Directions for this task
Repeat the entire listing exactly as written.

Record extracts
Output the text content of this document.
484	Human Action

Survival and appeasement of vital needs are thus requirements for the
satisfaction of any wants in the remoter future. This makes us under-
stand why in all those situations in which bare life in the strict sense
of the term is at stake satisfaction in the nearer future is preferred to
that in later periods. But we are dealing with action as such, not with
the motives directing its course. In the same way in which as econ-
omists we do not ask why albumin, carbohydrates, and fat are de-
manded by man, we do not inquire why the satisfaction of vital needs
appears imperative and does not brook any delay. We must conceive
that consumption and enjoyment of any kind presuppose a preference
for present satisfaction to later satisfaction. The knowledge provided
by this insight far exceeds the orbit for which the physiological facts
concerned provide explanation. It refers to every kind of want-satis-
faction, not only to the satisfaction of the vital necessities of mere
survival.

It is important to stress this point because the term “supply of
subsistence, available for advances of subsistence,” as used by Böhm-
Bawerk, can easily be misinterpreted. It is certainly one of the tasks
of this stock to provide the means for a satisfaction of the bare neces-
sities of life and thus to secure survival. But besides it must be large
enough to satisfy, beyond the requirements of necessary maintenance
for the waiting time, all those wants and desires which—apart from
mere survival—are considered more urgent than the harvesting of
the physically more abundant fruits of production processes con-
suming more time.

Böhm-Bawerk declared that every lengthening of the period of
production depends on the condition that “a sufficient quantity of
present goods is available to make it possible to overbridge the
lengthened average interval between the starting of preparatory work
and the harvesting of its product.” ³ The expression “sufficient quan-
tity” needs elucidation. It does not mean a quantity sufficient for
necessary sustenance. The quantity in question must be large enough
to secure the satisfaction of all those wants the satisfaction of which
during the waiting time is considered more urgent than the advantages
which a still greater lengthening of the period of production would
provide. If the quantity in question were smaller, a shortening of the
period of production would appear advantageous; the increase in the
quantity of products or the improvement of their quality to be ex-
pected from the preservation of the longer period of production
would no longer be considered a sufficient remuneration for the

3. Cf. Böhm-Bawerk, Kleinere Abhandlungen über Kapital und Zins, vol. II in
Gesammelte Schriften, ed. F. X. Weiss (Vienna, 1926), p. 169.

Final result
Output the text content of this document.
484	Human Action

Survival and appeasement of vital needs are thus requirements for the
satisfaction of any wants in the remoter future. This makes us under-
stand why in all those situations in which bare life in the strict sense
of the term is at stake satisfaction in the nearer future is preferred to
that in later periods. But we are dealing with action as such, not with
the motives directing its course. In the same way in which as econ-
omists we do not ask why albumin, carbohydrates, and fat are de-
manded by man, we do not inquire why the satisfaction of vital needs
appears imperative and does not brook any delay. We must conceive
that consumption and enjoyment of any kind presuppose a preference
for present satisfaction to later satisfaction. The knowledge provided
by this insight far exceeds the orbit for which the physiological facts
concerned provide explanation. It refers to every kind of want-satis-
faction, not only to the satisfaction of the vital necessities of mere
survival.

It is important to stress this point because the term “supply of
subsistence, available for advances of subsistence,” as used by Böhm-
Bawerk, can easily be misinterpreted. It is certainly one of the tasks
of this stock to provide the means for a satisfaction of the bare neces-
sities of life and thus to secure survival. But besides it must be large
enough to satisfy, beyond the requirements of necessary maintenance
for the waiting time, all those wants and desires which—apart from
mere survival—are considered more urgent than the harvesting of
the physically more abundant fruits of production processes con-
suming more time.

Böhm-Bawerk declared that every lengthening of the period of
production depends on the condition that “a sufficient quantity of
present goods is available to make it possible to overbridge the
lengthened average interval between the starting of preparatory work
and the harvesting of its product.” ³ The expression “sufficient quan-
tity” needs elucidation. It does not mean a quantity sufficient for
necessary sustenance. The quantity in question must be large enough
to secure the satisfaction of all those wants the satisfaction of which
during the waiting time is considered more urgent than the advantages
which a still greater lengthening of the period of production would
provide. If the quantity in question were smaller, a shortening of the
period of production would appear advantageous; the increase in the
quantity of products or the improvement of their quality to be ex-
pected from the preservation of the longer period of production
would no longer be considered a sufficient remuneration for the

3. Cf. Böhm-Bawerk, Kleinere Abhandlungen über Kapital und Zins, vol. II in
Gesammelte Schriften, ed. F. X. Weiss (Vienna, 1926), p. 169.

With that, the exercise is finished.